▸ **Available data**
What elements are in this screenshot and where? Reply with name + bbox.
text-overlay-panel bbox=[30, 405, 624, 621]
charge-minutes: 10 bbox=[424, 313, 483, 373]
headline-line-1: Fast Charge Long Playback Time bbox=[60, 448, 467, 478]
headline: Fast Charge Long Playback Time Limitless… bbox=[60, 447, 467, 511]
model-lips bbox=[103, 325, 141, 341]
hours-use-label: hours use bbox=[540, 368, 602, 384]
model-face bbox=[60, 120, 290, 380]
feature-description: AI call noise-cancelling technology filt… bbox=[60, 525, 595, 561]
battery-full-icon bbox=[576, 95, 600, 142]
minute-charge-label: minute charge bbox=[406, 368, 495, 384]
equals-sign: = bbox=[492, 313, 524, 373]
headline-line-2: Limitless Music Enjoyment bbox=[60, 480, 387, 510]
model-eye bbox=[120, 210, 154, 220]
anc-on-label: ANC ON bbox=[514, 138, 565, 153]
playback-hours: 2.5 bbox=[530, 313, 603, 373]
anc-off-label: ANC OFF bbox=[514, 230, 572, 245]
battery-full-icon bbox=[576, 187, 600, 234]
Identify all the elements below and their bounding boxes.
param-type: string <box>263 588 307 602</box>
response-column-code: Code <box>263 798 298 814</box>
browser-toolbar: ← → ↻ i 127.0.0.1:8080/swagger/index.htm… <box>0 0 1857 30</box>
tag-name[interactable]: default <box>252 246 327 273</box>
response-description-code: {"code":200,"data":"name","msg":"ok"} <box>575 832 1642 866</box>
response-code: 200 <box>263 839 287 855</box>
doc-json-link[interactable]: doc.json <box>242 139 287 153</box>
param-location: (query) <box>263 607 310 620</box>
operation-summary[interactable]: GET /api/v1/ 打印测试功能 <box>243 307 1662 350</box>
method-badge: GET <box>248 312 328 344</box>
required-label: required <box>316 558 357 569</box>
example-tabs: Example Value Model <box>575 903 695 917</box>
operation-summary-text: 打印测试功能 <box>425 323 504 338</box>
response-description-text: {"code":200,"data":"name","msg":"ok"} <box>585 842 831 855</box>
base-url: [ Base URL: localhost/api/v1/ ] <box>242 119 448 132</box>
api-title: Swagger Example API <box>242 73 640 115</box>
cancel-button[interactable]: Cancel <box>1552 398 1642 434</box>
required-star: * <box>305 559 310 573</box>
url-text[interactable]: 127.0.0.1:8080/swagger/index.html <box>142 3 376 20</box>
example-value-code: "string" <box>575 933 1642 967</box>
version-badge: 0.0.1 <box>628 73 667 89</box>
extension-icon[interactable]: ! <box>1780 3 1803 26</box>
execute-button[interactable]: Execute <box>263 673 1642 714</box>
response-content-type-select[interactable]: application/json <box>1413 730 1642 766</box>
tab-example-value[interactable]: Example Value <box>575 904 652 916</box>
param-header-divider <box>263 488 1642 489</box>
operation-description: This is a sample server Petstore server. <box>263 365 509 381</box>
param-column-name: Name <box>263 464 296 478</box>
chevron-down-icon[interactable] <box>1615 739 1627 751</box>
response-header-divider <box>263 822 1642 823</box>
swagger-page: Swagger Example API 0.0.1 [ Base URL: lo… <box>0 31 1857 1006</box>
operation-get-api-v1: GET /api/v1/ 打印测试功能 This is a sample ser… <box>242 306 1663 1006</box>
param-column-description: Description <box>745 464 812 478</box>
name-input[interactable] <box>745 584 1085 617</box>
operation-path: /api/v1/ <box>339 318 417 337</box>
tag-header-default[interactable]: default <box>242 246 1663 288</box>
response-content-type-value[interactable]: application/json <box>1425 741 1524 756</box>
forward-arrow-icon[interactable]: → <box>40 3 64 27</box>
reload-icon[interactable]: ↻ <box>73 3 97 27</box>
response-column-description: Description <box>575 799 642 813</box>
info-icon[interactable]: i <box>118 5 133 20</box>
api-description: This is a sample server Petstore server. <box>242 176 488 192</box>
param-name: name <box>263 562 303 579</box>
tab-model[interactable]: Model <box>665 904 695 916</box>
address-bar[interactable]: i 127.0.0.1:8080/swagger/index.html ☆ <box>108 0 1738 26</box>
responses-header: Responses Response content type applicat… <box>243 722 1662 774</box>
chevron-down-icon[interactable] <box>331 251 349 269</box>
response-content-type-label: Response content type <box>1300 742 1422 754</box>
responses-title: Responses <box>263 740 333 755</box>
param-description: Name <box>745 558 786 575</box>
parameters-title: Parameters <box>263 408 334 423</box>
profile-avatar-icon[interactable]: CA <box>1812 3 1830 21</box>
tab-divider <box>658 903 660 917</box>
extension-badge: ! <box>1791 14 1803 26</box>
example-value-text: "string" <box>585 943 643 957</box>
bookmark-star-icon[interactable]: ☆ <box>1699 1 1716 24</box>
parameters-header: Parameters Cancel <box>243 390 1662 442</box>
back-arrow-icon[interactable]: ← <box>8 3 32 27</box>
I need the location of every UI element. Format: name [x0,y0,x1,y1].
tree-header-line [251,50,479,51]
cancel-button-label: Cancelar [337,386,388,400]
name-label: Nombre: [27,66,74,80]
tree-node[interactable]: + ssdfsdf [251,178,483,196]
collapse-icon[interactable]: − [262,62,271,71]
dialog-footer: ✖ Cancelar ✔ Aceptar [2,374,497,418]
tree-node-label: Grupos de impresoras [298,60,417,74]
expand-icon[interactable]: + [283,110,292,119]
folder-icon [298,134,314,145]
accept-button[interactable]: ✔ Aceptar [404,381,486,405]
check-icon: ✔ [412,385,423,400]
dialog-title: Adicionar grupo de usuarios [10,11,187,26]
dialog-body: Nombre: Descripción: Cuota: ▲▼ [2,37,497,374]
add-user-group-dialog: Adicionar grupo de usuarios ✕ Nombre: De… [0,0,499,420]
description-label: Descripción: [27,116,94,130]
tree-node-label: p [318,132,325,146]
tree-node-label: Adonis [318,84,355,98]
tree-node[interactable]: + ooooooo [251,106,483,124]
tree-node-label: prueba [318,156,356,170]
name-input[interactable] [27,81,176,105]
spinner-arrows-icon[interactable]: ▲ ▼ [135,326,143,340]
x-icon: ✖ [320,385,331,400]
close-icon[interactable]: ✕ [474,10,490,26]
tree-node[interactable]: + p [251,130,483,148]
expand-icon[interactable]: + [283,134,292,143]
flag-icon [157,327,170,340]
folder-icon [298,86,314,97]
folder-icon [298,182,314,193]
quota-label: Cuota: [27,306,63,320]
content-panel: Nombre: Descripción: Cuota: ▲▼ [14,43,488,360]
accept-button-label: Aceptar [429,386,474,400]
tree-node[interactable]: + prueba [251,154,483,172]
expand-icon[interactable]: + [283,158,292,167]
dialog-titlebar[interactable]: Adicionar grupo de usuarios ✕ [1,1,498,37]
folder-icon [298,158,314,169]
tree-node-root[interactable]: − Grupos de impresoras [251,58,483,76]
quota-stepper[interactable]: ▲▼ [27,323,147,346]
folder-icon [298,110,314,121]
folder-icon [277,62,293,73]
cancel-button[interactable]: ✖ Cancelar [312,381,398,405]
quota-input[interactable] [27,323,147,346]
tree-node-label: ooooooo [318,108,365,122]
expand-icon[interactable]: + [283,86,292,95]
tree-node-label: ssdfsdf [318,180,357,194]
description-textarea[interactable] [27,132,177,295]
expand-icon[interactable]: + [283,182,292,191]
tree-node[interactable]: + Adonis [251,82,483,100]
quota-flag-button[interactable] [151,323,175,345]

▸ **Task to carry out**
Retype every item above, copying each line character for character.

▸ **Full output**
What elements are in this screenshot and where? Reply with name + bbox.
text-overlay-panel bbox=[30, 405, 624, 621]
charge-minutes: 10 bbox=[424, 313, 483, 373]
headline-line-1: Fast Charge Long Playback Time bbox=[60, 448, 467, 478]
headline: Fast Charge Long Playback Time Limitless… bbox=[60, 447, 467, 511]
model-lips bbox=[103, 325, 141, 341]
hours-use-label: hours use bbox=[540, 368, 602, 384]
model-face bbox=[60, 120, 290, 380]
feature-description: AI call noise-cancelling technology filt… bbox=[60, 525, 595, 561]
battery-full-icon bbox=[576, 95, 600, 142]
minute-charge-label: minute charge bbox=[406, 368, 495, 384]
equals-sign: = bbox=[492, 313, 524, 373]
headline-line-2: Limitless Music Enjoyment bbox=[60, 480, 387, 510]
model-eye bbox=[120, 210, 154, 220]
anc-on-label: ANC ON bbox=[514, 138, 565, 153]
playback-hours: 2.5 bbox=[530, 313, 603, 373]
anc-off-label: ANC OFF bbox=[514, 230, 572, 245]
battery-full-icon bbox=[576, 187, 600, 234]
Identify all the elements below and their bounding boxes.
param-type: string <box>263 588 307 602</box>
response-column-code: Code <box>263 798 298 814</box>
browser-toolbar: ← → ↻ i 127.0.0.1:8080/swagger/index.htm… <box>0 0 1857 30</box>
tag-name[interactable]: default <box>252 246 327 273</box>
response-description-code: {"code":200,"data":"name","msg":"ok"} <box>575 832 1642 866</box>
response-code: 200 <box>263 839 287 855</box>
doc-json-link[interactable]: doc.json <box>242 139 287 153</box>
param-location: (query) <box>263 607 310 620</box>
operation-summary[interactable]: GET /api/v1/ 打印测试功能 <box>243 307 1662 350</box>
method-badge: GET <box>248 312 328 344</box>
required-label: required <box>316 558 357 569</box>
example-tabs: Example Value Model <box>575 903 695 917</box>
operation-summary-text: 打印测试功能 <box>425 323 504 338</box>
response-description-text: {"code":200,"data":"name","msg":"ok"} <box>585 842 831 855</box>
base-url: [ Base URL: localhost/api/v1/ ] <box>242 119 448 132</box>
api-title: Swagger Example API <box>242 73 640 115</box>
cancel-button[interactable]: Cancel <box>1552 398 1642 434</box>
required-star: * <box>305 559 310 573</box>
url-text[interactable]: 127.0.0.1:8080/swagger/index.html <box>142 3 376 20</box>
example-value-code: "string" <box>575 933 1642 967</box>
version-badge: 0.0.1 <box>628 73 667 89</box>
extension-icon[interactable]: ! <box>1780 3 1803 26</box>
execute-button[interactable]: Execute <box>263 673 1642 714</box>
response-content-type-select[interactable]: application/json <box>1413 730 1642 766</box>
tab-example-value[interactable]: Example Value <box>575 904 652 916</box>
param-header-divider <box>263 488 1642 489</box>
operation-description: This is a sample server Petstore server. <box>263 365 509 381</box>
param-column-name: Name <box>263 464 296 478</box>
chevron-down-icon[interactable] <box>1615 739 1627 751</box>
response-header-divider <box>263 822 1642 823</box>
swagger-page: Swagger Example API 0.0.1 [ Base URL: lo… <box>0 31 1857 1006</box>
operation-get-api-v1: GET /api/v1/ 打印测试功能 This is a sample ser… <box>242 306 1663 1006</box>
param-column-description: Description <box>745 464 812 478</box>
name-input[interactable] <box>745 584 1085 617</box>
operation-path: /api/v1/ <box>339 318 417 337</box>
tag-header-default[interactable]: default <box>242 246 1663 288</box>
response-content-type-value[interactable]: application/json <box>1425 741 1524 756</box>
forward-arrow-icon[interactable]: → <box>40 3 64 27</box>
reload-icon[interactable]: ↻ <box>73 3 97 27</box>
response-column-description: Description <box>575 799 642 813</box>
info-icon[interactable]: i <box>118 5 133 20</box>
api-description: This is a sample server Petstore server. <box>242 176 488 192</box>
param-name: name <box>263 562 303 579</box>
tab-model[interactable]: Model <box>665 904 695 916</box>
address-bar[interactable]: i 127.0.0.1:8080/swagger/index.html ☆ <box>108 0 1738 26</box>
responses-header: Responses Response content type applicat… <box>243 722 1662 774</box>
chevron-down-icon[interactable] <box>331 251 349 269</box>
response-content-type-label: Response content type <box>1300 742 1422 754</box>
responses-title: Responses <box>263 740 333 755</box>
param-description: Name <box>745 558 786 575</box>
parameters-title: Parameters <box>263 408 334 423</box>
profile-avatar-icon[interactable]: CA <box>1812 3 1830 21</box>
tab-divider <box>658 903 660 917</box>
extension-badge: ! <box>1791 14 1803 26</box>
example-value-text: "string" <box>585 943 643 957</box>
bookmark-star-icon[interactable]: ☆ <box>1699 1 1716 24</box>
parameters-header: Parameters Cancel <box>243 390 1662 442</box>
back-arrow-icon[interactable]: ← <box>8 3 32 27</box>
I need the location of every UI element. Format: name [x0,y0,x1,y1].
tree-header-line [251,50,479,51]
cancel-button-label: Cancelar [337,386,388,400]
name-label: Nombre: [27,66,74,80]
tree-node[interactable]: + ssdfsdf [251,178,483,196]
collapse-icon[interactable]: − [262,62,271,71]
dialog-footer: ✖ Cancelar ✔ Aceptar [2,374,497,418]
tree-node-label: Grupos de impresoras [298,60,417,74]
expand-icon[interactable]: + [283,110,292,119]
folder-icon [298,134,314,145]
accept-button[interactable]: ✔ Aceptar [404,381,486,405]
check-icon: ✔ [412,385,423,400]
dialog-title: Adicionar grupo de usuarios [10,11,187,26]
dialog-body: Nombre: Descripción: Cuota: ▲▼ [2,37,497,374]
add-user-group-dialog: Adicionar grupo de usuarios ✕ Nombre: De… [0,0,499,420]
description-label: Descripción: [27,116,94,130]
tree-node-label: p [318,132,325,146]
tree-node-label: Adonis [318,84,355,98]
tree-node[interactable]: + ooooooo [251,106,483,124]
tree-node-label: prueba [318,156,356,170]
name-input[interactable] [27,81,176,105]
spinner-arrows-icon[interactable]: ▲ ▼ [135,326,143,340]
x-icon: ✖ [320,385,331,400]
close-icon[interactable]: ✕ [474,10,490,26]
tree-node[interactable]: + p [251,130,483,148]
expand-icon[interactable]: + [283,134,292,143]
flag-icon [157,327,170,340]
folder-icon [298,86,314,97]
folder-icon [298,182,314,193]
quota-label: Cuota: [27,306,63,320]
content-panel: Nombre: Descripción: Cuota: ▲▼ [14,43,488,360]
accept-button-label: Aceptar [429,386,474,400]
tree-node[interactable]: + prueba [251,154,483,172]
expand-icon[interactable]: + [283,158,292,167]
dialog-titlebar[interactable]: Adicionar grupo de usuarios ✕ [1,1,498,37]
folder-icon [298,158,314,169]
tree-node-root[interactable]: − Grupos de impresoras [251,58,483,76]
quota-stepper[interactable]: ▲▼ [27,323,147,346]
folder-icon [298,110,314,121]
folder-icon [277,62,293,73]
cancel-button[interactable]: ✖ Cancelar [312,381,398,405]
quota-input[interactable] [27,323,147,346]
tree-node-label: ooooooo [318,108,365,122]
expand-icon[interactable]: + [283,86,292,95]
tree-node-label: ssdfsdf [318,180,357,194]
description-textarea[interactable] [27,132,177,295]
expand-icon[interactable]: + [283,182,292,191]
tree-node[interactable]: + Adonis [251,82,483,100]
quota-flag-button[interactable] [151,323,175,345]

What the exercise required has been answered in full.